§ **Given problem**:
All of the material below is to be repeated exactly.

§ **Supplied records**:
-------

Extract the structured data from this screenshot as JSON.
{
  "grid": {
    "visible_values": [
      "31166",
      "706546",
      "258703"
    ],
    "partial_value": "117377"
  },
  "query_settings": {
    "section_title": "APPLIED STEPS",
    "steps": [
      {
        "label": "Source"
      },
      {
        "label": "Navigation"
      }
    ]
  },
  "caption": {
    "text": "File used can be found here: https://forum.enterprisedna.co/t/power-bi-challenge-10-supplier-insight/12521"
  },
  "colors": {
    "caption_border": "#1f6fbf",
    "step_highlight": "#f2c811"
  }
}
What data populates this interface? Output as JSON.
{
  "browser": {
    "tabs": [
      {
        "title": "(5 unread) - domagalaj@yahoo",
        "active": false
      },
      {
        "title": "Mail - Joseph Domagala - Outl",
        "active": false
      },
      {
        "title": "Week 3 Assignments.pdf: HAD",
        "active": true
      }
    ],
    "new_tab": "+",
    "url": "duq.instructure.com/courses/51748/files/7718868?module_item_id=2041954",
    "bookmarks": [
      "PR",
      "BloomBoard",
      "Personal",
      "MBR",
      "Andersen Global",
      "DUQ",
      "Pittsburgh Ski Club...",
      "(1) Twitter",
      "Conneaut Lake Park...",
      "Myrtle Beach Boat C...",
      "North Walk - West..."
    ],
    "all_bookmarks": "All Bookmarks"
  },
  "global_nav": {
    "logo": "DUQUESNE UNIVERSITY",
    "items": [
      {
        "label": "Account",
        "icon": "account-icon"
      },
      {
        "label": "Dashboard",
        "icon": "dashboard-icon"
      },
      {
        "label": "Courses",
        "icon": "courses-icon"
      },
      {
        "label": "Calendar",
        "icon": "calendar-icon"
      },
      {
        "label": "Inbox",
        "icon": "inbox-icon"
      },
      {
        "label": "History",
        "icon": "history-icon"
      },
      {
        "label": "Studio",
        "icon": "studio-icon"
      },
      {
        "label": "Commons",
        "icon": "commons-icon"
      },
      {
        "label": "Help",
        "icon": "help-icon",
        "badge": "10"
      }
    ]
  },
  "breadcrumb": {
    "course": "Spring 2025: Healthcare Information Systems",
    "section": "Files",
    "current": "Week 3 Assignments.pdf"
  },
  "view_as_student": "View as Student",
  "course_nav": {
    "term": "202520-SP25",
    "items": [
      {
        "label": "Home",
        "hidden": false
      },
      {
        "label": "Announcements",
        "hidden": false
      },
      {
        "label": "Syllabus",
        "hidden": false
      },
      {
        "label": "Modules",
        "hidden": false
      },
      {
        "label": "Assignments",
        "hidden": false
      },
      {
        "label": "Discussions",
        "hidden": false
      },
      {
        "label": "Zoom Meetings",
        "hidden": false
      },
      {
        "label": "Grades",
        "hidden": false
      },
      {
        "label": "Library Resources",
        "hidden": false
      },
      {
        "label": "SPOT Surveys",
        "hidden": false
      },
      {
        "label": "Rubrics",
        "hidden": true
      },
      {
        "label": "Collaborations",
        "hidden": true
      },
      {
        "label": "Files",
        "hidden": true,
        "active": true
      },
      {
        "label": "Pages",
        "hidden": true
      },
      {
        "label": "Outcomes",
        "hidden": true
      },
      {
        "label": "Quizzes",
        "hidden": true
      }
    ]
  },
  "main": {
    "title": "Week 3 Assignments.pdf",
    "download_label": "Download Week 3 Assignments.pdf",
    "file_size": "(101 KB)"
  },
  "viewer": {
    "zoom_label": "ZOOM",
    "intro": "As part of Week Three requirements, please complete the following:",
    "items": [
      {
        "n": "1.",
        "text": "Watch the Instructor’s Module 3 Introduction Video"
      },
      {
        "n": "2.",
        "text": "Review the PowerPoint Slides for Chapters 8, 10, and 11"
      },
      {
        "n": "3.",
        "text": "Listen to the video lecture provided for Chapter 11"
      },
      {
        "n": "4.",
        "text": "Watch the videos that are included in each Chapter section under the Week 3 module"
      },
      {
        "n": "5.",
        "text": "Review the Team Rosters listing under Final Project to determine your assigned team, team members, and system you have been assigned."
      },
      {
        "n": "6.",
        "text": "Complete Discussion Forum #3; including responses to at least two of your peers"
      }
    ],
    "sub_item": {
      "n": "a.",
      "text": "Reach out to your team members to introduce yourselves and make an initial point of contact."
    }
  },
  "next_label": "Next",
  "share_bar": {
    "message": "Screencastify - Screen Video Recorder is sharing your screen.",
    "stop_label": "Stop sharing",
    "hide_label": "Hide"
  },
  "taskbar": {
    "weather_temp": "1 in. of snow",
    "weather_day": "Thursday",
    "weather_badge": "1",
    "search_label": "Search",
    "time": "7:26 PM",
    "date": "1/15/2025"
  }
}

-------

§ **Task output**:
Extract the structured data from this screenshot as JSON.
{
  "grid": {
    "visible_values": [
      "31166",
      "706546",
      "258703"
    ],
    "partial_value": "117377"
  },
  "query_settings": {
    "section_title": "APPLIED STEPS",
    "steps": [
      {
        "label": "Source"
      },
      {
        "label": "Navigation"
      }
    ]
  },
  "caption": {
    "text": "File used can be found here: https://forum.enterprisedna.co/t/power-bi-challenge-10-supplier-insight/12521"
  },
  "colors": {
    "caption_border": "#1f6fbf",
    "step_highlight": "#f2c811"
  }
}
What data populates this interface? Output as JSON.
{
  "browser": {
    "tabs": [
      {
        "title": "(5 unread) - domagalaj@yahoo",
        "active": false
      },
      {
        "title": "Mail - Joseph Domagala - Outl",
        "active": false
      },
      {
        "title": "Week 3 Assignments.pdf: HAD",
        "active": true
      }
    ],
    "new_tab": "+",
    "url": "duq.instructure.com/courses/51748/files/7718868?module_item_id=2041954",
    "bookmarks": [
      "PR",
      "BloomBoard",
      "Personal",
      "MBR",
      "Andersen Global",
      "DUQ",
      "Pittsburgh Ski Club...",
      "(1) Twitter",
      "Conneaut Lake Park...",
      "Myrtle Beach Boat C...",
      "North Walk - West..."
    ],
    "all_bookmarks": "All Bookmarks"
  },
  "global_nav": {
    "logo": "DUQUESNE UNIVERSITY",
    "items": [
      {
        "label": "Account",
        "icon": "account-icon"
      },
      {
        "label": "Dashboard",
        "icon": "dashboard-icon"
      },
      {
        "label": "Courses",
        "icon": "courses-icon"
      },
      {
        "label": "Calendar",
        "icon": "calendar-icon"
      },
      {
        "label": "Inbox",
        "icon": "inbox-icon"
      },
      {
        "label": "History",
        "icon": "history-icon"
      },
      {
        "label": "Studio",
        "icon": "studio-icon"
      },
      {
        "label": "Commons",
        "icon": "commons-icon"
      },
      {
        "label": "Help",
        "icon": "help-icon",
        "badge": "10"
      }
    ]
  },
  "breadcrumb": {
    "course": "Spring 2025: Healthcare Information Systems",
    "section": "Files",
    "current": "Week 3 Assignments.pdf"
  },
  "view_as_student": "View as Student",
  "course_nav": {
    "term": "202520-SP25",
    "items": [
      {
        "label": "Home",
        "hidden": false
      },
      {
        "label": "Announcements",
        "hidden": false
      },
      {
        "label": "Syllabus",
        "hidden": false
      },
      {
        "label": "Modules",
        "hidden": false
      },
      {
        "label": "Assignments",
        "hidden": false
      },
      {
        "label": "Discussions",
        "hidden": false
      },
      {
        "label": "Zoom Meetings",
        "hidden": false
      },
      {
        "label": "Grades",
        "hidden": false
      },
      {
        "label": "Library Resources",
        "hidden": false
      },
      {
        "label": "SPOT Surveys",
        "hidden": false
      },
      {
        "label": "Rubrics",
        "hidden": true
      },
      {
        "label": "Collaborations",
        "hidden": true
      },
      {
        "label": "Files",
        "hidden": true,
        "active": true
      },
      {
        "label": "Pages",
        "hidden": true
      },
      {
        "label": "Outcomes",
        "hidden": true
      },
      {
        "label": "Quizzes",
        "hidden": true
      }
    ]
  },
  "main": {
    "title": "Week 3 Assignments.pdf",
    "download_label": "Download Week 3 Assignments.pdf",
    "file_size": "(101 KB)"
  },
  "viewer": {
    "zoom_label": "ZOOM",
    "intro": "As part of Week Three requirements, please complete the following:",
    "items": [
      {
        "n": "1.",
        "text": "Watch the Instructor’s Module 3 Introduction Video"
      },
      {
        "n": "2.",
        "text": "Review the PowerPoint Slides for Chapters 8, 10, and 11"
      },
      {
        "n": "3.",
        "text": "Listen to the video lecture provided for Chapter 11"
      },
      {
        "n": "4.",
        "text": "Watch the videos that are included in each Chapter section under the Week 3 module"
      },
      {
        "n": "5.",
        "text": "Review the Team Rosters listing under Final Project to determine your assigned team, team members, and system you have been assigned."
      },
      {
        "n": "6.",
        "text": "Complete Discussion Forum #3; including responses to at least two of your peers"
      }
    ],
    "sub_item": {
      "n": "a.",
      "text": "Reach out to your team members to introduce yourselves and make an initial point of contact."
    }
  },
  "next_label": "Next",
  "share_bar": {
    "message": "Screencastify - Screen Video Recorder is sharing your screen.",
    "stop_label": "Stop sharing",
    "hide_label": "Hide"
  },
  "taskbar": {
    "weather_temp": "1 in. of snow",
    "weather_day": "Thursday",
    "weather_badge": "1",
    "search_label": "Search",
    "time": "7:26 PM",
    "date": "1/15/2025"
  }
}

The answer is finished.